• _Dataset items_
▽
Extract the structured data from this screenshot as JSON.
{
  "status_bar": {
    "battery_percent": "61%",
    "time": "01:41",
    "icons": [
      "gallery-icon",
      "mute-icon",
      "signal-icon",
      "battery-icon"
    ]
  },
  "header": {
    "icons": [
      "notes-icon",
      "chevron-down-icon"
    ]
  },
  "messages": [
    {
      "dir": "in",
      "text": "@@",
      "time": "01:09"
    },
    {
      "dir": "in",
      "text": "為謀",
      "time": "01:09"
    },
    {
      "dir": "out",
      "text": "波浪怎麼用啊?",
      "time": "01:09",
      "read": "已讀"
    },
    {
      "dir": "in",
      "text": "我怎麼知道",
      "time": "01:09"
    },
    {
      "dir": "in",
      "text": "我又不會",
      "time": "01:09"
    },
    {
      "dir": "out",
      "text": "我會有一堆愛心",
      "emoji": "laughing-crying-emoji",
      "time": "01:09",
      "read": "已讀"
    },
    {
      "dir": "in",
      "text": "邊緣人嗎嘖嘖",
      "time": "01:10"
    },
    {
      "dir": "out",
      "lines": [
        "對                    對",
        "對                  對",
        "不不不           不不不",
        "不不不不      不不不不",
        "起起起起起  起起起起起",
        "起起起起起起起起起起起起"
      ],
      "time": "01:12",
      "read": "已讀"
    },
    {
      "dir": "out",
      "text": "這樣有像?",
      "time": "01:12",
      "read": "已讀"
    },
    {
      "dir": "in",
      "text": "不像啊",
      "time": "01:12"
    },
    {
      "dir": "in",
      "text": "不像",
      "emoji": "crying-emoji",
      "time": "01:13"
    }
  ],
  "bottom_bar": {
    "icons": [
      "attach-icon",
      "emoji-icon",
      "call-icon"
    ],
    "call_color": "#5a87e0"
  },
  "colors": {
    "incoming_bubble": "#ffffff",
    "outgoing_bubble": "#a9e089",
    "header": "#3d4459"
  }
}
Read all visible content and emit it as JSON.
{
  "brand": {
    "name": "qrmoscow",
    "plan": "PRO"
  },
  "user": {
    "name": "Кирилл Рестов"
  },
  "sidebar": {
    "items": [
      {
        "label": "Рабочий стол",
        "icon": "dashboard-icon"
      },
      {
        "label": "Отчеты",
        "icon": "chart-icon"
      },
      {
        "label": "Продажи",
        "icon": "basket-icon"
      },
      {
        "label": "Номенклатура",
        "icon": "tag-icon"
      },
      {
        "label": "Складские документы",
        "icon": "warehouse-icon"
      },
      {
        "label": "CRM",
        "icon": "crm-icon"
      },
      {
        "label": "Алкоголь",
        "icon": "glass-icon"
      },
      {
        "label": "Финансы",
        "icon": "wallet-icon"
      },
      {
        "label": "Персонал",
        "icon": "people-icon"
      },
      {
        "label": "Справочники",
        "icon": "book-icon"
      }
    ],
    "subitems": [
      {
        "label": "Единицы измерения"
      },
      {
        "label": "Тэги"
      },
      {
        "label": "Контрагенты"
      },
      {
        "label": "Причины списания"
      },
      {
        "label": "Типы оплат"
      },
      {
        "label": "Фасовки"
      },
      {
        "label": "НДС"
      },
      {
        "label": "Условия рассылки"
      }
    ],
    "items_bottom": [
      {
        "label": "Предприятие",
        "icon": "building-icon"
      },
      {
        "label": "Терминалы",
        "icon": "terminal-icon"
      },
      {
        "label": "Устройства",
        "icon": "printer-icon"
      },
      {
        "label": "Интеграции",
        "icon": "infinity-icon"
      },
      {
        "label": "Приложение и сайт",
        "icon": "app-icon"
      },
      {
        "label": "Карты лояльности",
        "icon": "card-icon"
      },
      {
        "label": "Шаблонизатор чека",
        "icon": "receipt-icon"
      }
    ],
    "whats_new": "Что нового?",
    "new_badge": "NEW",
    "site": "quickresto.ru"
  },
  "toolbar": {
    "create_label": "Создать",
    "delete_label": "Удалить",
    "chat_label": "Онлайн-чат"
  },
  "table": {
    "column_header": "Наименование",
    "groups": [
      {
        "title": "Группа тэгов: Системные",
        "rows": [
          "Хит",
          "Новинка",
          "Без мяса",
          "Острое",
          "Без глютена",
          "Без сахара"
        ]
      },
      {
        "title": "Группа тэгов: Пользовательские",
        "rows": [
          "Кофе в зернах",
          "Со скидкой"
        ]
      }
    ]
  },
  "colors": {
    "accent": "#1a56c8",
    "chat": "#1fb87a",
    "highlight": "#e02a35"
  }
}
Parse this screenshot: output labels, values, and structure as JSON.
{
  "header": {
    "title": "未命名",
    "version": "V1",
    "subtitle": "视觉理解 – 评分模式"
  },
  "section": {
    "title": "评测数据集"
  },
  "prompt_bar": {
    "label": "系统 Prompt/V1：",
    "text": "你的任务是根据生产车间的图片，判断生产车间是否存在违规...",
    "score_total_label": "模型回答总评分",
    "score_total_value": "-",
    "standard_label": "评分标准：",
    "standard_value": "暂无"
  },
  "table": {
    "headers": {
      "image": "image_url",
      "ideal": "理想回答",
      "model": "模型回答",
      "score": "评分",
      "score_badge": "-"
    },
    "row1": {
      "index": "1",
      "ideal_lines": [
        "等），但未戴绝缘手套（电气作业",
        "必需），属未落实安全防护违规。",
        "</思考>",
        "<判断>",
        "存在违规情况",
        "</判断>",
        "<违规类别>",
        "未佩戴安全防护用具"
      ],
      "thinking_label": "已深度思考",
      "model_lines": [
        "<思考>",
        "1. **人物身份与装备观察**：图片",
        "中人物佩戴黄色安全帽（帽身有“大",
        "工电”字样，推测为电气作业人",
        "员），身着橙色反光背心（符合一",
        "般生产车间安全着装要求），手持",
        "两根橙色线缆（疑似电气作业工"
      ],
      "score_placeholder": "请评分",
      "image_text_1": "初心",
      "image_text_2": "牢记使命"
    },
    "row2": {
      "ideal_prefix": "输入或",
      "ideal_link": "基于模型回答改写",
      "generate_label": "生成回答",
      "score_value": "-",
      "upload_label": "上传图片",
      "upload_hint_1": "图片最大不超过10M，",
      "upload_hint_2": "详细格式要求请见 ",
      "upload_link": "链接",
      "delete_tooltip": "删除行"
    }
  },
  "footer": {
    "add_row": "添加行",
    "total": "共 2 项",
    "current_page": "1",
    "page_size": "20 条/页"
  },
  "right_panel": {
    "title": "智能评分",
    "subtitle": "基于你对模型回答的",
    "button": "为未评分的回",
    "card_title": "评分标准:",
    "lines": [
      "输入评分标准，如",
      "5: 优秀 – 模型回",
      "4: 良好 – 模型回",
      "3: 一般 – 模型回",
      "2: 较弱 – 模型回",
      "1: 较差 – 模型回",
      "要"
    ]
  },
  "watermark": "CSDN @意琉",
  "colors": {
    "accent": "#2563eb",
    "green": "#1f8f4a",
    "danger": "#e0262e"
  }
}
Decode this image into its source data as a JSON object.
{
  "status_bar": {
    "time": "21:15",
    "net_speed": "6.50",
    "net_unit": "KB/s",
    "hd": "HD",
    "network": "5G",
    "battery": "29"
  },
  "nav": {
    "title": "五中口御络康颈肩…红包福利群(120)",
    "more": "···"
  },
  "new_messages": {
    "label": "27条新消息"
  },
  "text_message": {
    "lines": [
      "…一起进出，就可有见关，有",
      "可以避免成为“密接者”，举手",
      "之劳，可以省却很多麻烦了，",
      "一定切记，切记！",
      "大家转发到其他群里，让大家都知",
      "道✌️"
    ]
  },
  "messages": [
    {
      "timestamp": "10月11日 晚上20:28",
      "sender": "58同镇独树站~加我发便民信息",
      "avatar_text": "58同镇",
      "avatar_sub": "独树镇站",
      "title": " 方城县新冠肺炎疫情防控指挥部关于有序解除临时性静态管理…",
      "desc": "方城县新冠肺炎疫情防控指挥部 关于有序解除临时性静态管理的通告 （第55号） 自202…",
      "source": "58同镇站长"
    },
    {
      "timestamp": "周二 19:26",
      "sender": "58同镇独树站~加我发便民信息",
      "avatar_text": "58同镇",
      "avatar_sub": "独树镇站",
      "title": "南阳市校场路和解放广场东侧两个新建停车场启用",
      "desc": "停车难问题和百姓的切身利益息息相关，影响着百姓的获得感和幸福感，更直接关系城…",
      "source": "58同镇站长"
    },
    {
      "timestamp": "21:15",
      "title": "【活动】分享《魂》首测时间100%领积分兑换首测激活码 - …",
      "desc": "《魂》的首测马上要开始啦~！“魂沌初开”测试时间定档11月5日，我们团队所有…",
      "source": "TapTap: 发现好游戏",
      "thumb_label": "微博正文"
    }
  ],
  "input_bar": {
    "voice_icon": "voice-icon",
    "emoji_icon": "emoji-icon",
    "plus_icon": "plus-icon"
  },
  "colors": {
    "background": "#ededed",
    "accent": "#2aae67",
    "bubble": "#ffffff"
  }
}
△
Identify each line holding the string "accent", and copy it out.

    "accent": "#1a56c8",
    "accent": "#2563eb",
    "accent": "#2aae67",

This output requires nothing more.